Set exercise:
Find the string "Autopilot" and gather every line that holds it.

(Saved entries)
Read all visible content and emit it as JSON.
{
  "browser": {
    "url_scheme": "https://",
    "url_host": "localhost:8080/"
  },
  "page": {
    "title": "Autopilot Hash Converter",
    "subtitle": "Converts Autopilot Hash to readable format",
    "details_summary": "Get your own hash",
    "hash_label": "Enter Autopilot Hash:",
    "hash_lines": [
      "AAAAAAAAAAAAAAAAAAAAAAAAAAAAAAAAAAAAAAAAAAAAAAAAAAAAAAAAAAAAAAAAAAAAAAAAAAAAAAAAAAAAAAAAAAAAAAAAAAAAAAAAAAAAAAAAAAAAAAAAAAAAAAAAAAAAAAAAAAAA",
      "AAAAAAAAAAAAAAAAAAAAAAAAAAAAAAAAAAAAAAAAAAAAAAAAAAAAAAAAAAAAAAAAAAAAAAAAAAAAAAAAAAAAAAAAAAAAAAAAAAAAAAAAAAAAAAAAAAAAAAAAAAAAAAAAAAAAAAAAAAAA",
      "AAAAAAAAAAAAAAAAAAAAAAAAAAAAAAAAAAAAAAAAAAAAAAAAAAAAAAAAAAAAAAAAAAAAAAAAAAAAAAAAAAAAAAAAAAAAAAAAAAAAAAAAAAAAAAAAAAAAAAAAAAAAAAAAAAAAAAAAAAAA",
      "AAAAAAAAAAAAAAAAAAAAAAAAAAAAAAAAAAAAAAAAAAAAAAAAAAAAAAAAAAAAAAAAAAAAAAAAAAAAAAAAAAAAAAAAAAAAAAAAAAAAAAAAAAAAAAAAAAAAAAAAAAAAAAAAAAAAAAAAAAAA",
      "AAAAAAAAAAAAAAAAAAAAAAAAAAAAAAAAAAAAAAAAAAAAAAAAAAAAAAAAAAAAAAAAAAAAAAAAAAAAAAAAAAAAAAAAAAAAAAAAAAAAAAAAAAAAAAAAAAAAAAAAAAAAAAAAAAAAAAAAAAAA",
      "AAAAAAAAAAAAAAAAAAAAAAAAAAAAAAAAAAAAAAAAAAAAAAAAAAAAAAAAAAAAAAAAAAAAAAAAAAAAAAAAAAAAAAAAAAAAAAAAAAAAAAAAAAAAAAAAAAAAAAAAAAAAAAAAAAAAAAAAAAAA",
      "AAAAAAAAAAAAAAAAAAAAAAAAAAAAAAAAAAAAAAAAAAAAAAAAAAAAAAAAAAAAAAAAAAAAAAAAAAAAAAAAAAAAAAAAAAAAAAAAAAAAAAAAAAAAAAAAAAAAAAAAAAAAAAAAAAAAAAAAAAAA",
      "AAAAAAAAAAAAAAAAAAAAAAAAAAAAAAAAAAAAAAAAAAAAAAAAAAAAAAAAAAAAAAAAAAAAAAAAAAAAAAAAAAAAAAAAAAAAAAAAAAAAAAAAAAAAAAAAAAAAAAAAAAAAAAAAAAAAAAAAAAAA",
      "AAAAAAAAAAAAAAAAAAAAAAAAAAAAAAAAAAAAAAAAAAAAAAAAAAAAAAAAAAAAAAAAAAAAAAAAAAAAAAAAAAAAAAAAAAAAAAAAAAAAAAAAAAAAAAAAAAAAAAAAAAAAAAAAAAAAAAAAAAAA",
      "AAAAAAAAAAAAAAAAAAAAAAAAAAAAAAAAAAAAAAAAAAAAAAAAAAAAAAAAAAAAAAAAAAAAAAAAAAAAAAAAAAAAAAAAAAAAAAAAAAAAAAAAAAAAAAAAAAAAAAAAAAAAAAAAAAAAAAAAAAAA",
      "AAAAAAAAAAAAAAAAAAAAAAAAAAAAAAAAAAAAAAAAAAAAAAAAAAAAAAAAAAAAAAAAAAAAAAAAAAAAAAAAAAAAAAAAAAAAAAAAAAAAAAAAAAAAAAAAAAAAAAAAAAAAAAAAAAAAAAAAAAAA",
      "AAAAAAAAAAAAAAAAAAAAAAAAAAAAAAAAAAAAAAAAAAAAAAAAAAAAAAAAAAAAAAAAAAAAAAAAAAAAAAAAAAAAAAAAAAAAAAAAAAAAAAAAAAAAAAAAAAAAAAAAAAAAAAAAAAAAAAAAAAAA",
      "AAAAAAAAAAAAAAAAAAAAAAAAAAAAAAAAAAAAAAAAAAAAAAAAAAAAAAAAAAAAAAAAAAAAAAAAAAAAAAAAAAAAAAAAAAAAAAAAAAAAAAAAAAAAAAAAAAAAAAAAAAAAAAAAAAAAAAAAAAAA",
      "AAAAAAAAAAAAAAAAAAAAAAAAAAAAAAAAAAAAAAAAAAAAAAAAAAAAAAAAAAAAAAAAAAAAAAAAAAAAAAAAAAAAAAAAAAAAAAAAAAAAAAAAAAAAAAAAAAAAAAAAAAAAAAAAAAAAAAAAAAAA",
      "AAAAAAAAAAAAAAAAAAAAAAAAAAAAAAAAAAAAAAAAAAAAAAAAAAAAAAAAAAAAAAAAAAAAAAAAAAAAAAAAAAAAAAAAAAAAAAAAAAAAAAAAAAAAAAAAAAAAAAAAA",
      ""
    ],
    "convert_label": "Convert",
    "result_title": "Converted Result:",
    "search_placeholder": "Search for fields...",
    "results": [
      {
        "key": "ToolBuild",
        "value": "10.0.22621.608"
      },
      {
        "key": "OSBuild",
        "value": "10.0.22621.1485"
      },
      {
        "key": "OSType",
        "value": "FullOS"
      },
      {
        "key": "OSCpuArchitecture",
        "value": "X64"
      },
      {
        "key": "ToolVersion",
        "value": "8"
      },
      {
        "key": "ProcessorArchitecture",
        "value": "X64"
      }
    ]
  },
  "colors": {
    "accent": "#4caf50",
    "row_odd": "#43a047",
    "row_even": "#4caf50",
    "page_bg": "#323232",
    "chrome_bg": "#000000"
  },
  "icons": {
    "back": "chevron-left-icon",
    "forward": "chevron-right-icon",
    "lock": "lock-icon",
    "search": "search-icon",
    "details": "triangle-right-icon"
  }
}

Answer:
    "title": "Autopilot Hash Converter",
    "subtitle": "Converts Autopilot Hash to readable format",
    "hash_label": "Enter Autopilot Hash:",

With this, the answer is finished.